Required work:
Reproduce the entries word for word, starting at the beginning and going through the line that contains "cell-name: 关节镜下股骨头钻孔减压术 [448,1139,944,1225]". Include both ends.

■ ■ ■ ■

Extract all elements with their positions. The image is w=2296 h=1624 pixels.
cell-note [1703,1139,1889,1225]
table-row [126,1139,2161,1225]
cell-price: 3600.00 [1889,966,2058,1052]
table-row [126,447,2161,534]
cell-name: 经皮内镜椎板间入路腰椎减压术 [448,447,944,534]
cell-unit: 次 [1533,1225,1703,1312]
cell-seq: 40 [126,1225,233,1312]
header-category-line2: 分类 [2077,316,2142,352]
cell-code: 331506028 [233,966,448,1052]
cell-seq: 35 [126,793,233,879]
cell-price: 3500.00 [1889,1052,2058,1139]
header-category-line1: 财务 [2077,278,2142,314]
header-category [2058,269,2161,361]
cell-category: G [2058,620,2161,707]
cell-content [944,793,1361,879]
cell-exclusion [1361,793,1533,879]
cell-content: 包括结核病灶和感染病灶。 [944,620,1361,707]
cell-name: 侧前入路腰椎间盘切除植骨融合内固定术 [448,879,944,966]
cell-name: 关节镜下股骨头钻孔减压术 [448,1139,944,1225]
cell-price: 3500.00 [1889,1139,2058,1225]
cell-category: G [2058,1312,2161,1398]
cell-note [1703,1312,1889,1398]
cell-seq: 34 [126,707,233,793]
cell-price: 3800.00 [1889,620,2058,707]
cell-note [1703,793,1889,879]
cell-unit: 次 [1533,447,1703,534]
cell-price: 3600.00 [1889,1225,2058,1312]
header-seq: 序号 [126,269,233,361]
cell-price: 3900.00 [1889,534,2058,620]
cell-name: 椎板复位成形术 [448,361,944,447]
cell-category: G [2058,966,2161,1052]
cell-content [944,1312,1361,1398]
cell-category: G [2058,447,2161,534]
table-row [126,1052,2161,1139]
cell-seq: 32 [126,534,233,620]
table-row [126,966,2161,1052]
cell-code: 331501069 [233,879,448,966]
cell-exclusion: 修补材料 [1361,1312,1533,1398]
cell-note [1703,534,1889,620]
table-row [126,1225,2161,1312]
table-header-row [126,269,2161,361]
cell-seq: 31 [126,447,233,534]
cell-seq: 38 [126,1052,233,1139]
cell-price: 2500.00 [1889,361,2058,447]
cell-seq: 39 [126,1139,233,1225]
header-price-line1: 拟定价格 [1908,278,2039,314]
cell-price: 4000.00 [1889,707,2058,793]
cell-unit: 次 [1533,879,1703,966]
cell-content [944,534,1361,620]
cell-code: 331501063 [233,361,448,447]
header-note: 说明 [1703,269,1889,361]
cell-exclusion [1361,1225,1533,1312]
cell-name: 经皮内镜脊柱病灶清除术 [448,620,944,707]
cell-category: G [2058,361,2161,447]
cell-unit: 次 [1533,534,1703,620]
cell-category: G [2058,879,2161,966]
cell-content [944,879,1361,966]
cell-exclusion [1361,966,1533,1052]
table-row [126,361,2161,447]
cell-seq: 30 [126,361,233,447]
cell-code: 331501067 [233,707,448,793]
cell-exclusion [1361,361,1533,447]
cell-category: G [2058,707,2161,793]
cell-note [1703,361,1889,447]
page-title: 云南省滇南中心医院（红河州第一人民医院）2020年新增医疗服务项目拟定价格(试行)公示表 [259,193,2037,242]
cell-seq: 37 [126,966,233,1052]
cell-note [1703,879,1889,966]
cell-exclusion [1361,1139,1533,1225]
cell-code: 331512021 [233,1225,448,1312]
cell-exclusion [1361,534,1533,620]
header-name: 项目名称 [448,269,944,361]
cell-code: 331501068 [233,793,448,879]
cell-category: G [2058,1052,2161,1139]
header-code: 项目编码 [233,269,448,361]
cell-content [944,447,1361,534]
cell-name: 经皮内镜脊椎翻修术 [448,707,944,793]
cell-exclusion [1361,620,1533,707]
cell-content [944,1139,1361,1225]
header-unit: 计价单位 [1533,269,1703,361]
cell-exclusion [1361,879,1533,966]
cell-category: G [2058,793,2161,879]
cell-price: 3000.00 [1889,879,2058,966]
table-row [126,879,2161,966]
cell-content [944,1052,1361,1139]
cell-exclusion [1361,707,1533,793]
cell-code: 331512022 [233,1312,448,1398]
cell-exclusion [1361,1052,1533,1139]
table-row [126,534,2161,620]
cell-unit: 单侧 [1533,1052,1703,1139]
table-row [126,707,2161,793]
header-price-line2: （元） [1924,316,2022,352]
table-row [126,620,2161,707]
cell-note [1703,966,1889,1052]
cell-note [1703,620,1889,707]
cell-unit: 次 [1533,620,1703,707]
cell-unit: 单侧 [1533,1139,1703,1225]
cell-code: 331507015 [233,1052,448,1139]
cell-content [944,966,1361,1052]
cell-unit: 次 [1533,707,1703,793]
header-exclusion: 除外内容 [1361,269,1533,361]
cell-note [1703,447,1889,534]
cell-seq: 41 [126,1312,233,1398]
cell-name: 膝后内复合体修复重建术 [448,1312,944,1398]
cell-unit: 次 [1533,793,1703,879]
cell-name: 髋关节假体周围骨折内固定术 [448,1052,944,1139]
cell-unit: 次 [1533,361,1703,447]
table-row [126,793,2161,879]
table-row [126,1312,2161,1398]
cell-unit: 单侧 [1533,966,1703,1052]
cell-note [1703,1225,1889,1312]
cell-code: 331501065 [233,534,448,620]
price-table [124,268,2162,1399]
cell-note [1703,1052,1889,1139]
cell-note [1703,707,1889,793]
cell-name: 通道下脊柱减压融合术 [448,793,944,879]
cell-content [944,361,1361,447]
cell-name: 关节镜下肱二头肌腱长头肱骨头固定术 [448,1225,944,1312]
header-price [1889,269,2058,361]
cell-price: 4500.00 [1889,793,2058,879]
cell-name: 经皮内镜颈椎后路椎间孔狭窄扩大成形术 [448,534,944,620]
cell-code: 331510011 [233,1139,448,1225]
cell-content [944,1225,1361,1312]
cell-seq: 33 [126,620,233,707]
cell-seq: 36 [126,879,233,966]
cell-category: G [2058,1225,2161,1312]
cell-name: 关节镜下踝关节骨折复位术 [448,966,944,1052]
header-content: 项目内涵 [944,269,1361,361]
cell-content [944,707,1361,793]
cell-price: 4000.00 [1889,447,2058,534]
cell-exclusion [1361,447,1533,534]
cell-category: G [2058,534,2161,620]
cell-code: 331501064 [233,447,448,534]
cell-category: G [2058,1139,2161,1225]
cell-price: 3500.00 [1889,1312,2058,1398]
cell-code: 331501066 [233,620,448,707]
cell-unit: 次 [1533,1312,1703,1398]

■ ■ ■ ■

Full answer:
Extract all elements with their positions. The image is w=2296 h=1624 pixels.
cell-note [1703,1139,1889,1225]
table-row [126,1139,2161,1225]
cell-price: 3600.00 [1889,966,2058,1052]
table-row [126,447,2161,534]
cell-name: 经皮内镜椎板间入路腰椎减压术 [448,447,944,534]
cell-unit: 次 [1533,1225,1703,1312]
cell-seq: 40 [126,1225,233,1312]
header-category-line2: 分类 [2077,316,2142,352]
cell-code: 331506028 [233,966,448,1052]
cell-seq: 35 [126,793,233,879]
cell-price: 3500.00 [1889,1052,2058,1139]
header-category-line1: 财务 [2077,278,2142,314]
header-category [2058,269,2161,361]
cell-category: G [2058,620,2161,707]
cell-content [944,793,1361,879]
cell-exclusion [1361,793,1533,879]
cell-content: 包括结核病灶和感染病灶。 [944,620,1361,707]
cell-name: 侧前入路腰椎间盘切除植骨融合内固定术 [448,879,944,966]
cell-name: 关节镜下股骨头钻孔减压术 [448,1139,944,1225]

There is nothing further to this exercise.